— START OF ENTRIES PROVIDED —

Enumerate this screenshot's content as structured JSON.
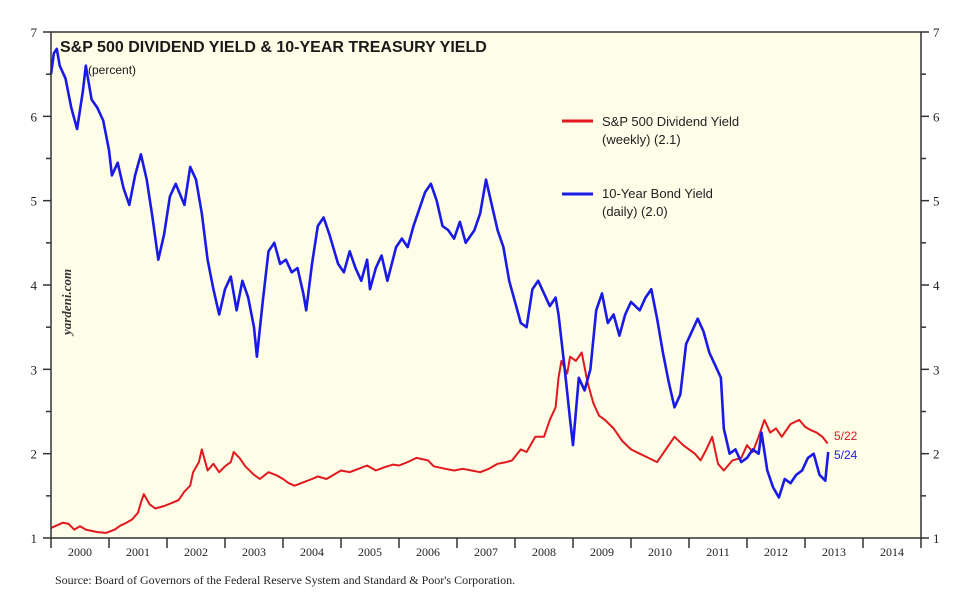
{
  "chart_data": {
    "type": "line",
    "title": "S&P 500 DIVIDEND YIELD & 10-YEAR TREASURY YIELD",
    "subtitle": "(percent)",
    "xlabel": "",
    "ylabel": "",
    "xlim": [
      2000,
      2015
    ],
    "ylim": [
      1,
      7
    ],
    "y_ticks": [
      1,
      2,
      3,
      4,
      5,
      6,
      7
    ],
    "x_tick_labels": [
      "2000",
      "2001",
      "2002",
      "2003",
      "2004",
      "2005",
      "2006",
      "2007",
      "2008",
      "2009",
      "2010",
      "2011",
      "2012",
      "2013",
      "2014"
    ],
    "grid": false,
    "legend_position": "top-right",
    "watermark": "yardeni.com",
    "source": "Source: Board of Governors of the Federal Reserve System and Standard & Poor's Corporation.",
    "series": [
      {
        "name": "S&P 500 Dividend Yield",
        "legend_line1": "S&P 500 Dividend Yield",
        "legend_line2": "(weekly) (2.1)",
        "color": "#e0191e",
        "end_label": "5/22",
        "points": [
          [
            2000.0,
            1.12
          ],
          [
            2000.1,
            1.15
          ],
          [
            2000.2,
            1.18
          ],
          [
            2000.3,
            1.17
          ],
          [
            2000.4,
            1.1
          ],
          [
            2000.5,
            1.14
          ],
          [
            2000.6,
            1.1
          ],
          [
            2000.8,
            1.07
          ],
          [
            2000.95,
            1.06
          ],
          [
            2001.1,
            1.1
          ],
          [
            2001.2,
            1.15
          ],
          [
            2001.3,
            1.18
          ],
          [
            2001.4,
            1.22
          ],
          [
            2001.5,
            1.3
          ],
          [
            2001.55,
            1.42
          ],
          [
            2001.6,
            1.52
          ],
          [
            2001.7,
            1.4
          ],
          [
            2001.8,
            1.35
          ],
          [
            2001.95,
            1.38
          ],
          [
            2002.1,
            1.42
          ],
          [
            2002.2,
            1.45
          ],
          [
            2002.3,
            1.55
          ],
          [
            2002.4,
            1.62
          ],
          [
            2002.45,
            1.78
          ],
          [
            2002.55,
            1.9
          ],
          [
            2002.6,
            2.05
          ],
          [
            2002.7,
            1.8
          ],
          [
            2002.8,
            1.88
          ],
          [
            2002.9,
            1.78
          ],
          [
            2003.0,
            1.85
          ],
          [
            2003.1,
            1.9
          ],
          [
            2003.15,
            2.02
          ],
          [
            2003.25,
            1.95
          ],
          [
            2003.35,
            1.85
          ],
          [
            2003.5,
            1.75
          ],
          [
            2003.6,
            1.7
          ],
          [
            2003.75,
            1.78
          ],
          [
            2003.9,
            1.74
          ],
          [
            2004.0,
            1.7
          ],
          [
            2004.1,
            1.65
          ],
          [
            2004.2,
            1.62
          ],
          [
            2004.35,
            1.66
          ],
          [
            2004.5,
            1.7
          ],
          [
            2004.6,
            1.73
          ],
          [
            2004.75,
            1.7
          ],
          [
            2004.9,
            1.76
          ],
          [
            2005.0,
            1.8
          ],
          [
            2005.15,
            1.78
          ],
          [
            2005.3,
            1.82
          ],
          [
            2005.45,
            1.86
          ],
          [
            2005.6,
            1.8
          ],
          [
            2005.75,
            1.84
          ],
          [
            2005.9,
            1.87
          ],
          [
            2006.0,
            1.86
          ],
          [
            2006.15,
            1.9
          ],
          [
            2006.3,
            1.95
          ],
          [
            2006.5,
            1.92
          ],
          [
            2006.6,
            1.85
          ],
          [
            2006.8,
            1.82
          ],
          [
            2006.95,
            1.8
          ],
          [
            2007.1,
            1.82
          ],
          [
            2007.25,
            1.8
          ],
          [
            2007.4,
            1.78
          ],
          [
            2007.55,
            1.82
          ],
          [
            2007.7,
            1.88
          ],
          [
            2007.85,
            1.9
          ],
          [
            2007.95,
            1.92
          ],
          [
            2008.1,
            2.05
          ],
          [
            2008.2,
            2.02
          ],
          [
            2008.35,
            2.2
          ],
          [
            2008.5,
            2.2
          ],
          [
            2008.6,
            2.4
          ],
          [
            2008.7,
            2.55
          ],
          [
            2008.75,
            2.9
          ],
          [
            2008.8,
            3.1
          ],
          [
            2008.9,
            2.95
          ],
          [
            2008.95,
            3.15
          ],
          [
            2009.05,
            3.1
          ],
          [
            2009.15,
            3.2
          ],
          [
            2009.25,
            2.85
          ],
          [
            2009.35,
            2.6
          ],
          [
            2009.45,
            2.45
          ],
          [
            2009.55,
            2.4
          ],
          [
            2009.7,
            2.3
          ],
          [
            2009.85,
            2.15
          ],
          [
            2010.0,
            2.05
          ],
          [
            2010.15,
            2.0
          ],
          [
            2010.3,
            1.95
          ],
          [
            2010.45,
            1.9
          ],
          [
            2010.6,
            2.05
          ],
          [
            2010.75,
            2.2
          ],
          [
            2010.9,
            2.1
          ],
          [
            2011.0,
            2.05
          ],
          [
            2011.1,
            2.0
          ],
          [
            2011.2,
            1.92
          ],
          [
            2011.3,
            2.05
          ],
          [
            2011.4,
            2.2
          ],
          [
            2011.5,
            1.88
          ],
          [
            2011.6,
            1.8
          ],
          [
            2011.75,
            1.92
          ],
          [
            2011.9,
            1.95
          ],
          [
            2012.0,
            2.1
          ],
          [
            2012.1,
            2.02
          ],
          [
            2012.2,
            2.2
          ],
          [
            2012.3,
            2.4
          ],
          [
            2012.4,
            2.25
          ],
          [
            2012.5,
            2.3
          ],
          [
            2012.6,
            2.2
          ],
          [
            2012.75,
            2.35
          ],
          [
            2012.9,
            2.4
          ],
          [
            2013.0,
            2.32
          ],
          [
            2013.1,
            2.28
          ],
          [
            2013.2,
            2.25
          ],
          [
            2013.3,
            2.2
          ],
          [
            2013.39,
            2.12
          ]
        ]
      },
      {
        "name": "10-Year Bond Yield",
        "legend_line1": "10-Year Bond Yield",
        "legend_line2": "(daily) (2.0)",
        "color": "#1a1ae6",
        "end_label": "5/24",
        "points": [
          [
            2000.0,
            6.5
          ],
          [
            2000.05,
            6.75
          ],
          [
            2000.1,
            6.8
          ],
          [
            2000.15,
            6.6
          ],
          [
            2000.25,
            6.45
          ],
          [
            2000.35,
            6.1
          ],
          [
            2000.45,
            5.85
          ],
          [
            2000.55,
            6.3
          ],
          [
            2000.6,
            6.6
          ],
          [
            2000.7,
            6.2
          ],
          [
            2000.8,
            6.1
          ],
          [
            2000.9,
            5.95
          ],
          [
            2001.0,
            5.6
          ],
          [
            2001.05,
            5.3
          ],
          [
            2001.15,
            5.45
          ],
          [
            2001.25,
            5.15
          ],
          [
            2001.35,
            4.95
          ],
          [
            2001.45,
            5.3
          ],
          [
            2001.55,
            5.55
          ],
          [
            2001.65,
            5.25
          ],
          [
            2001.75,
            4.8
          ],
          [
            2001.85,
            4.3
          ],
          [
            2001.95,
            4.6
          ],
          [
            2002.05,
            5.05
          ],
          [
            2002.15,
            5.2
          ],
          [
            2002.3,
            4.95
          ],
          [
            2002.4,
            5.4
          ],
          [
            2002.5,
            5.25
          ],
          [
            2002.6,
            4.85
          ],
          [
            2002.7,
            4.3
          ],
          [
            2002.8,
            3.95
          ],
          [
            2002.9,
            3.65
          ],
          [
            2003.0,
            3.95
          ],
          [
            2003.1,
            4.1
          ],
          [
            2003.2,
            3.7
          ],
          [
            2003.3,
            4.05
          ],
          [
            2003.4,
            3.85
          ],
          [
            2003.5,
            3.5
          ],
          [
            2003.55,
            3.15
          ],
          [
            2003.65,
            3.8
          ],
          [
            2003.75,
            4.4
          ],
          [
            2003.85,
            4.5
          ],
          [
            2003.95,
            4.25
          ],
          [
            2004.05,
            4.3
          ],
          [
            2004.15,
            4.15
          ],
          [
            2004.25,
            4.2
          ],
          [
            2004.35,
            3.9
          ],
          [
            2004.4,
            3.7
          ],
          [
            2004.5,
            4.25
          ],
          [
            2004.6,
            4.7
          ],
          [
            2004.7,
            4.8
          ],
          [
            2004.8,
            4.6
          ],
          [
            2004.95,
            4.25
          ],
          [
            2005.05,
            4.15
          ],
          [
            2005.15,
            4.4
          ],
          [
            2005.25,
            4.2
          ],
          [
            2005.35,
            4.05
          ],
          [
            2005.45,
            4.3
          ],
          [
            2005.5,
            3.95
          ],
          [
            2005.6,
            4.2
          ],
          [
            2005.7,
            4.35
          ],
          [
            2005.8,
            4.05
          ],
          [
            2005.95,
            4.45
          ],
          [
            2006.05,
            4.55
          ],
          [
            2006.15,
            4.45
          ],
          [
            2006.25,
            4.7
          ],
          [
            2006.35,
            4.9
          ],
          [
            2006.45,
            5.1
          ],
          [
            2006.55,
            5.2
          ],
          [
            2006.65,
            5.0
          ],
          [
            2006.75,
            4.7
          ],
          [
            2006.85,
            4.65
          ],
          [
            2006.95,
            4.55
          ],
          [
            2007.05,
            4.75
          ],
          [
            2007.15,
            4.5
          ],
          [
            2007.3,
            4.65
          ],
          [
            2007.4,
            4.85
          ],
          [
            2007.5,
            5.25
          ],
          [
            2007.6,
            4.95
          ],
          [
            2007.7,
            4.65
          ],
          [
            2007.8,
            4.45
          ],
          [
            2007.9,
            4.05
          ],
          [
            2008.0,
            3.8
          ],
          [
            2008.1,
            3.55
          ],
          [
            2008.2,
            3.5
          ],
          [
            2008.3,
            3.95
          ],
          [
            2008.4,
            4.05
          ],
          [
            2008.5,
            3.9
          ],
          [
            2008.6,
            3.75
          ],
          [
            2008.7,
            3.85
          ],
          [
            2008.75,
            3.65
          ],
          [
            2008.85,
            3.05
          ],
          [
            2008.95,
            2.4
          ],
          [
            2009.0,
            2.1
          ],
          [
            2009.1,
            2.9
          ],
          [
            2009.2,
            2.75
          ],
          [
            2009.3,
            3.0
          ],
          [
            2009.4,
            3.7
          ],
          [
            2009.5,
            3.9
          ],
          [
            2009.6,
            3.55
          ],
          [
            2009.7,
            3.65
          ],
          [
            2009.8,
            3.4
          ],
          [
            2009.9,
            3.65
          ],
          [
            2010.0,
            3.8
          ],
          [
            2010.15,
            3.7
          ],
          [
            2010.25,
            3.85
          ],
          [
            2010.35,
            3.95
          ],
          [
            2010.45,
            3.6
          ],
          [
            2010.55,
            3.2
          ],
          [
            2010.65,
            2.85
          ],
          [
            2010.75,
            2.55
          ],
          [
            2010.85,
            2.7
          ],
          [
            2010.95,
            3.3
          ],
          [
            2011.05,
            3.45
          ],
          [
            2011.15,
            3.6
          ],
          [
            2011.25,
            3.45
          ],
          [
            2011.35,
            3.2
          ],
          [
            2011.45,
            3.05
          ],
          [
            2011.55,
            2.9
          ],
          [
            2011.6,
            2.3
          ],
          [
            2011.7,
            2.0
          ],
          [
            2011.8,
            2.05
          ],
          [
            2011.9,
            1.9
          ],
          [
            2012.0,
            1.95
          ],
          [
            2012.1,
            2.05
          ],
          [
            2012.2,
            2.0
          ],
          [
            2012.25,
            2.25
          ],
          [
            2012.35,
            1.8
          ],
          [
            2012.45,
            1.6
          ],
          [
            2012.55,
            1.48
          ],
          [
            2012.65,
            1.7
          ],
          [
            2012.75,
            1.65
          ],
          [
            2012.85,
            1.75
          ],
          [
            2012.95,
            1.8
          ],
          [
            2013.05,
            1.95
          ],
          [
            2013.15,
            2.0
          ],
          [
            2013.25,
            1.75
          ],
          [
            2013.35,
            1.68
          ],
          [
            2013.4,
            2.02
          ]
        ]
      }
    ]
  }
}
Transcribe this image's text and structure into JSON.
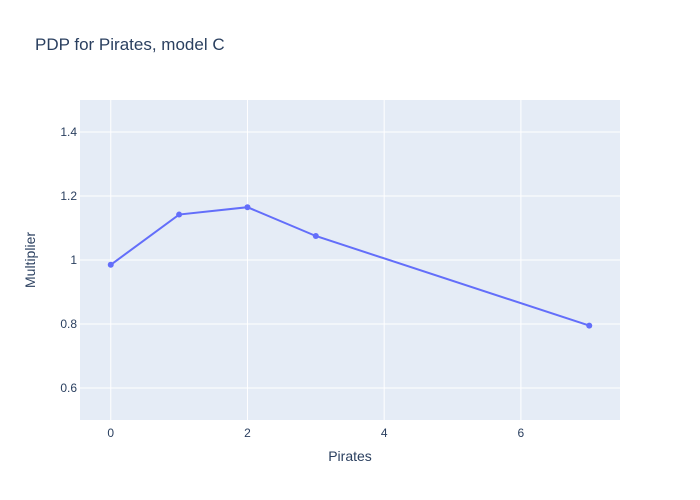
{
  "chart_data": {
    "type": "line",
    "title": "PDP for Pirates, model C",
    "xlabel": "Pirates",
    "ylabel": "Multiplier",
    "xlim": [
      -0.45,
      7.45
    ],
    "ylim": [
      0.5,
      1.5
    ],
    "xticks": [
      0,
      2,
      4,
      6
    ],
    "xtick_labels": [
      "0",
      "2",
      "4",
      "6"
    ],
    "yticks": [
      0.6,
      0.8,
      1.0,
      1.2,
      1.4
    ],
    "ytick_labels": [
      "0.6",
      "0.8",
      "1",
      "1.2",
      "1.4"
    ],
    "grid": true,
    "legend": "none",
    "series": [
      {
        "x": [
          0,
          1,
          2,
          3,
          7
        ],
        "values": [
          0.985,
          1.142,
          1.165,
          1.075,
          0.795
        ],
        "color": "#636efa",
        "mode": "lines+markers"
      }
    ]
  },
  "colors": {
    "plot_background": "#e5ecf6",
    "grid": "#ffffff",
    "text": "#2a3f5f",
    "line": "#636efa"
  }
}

— END OF ENTRIES PROVIDED —

#### [GIVEN PROBLEM]
For each line of the entries that includes "this", show that line.

#### [RESULT BELOW]
Enumerate this screenshot's content as structured JSON.
Transcribe this image's text and structure into JSON.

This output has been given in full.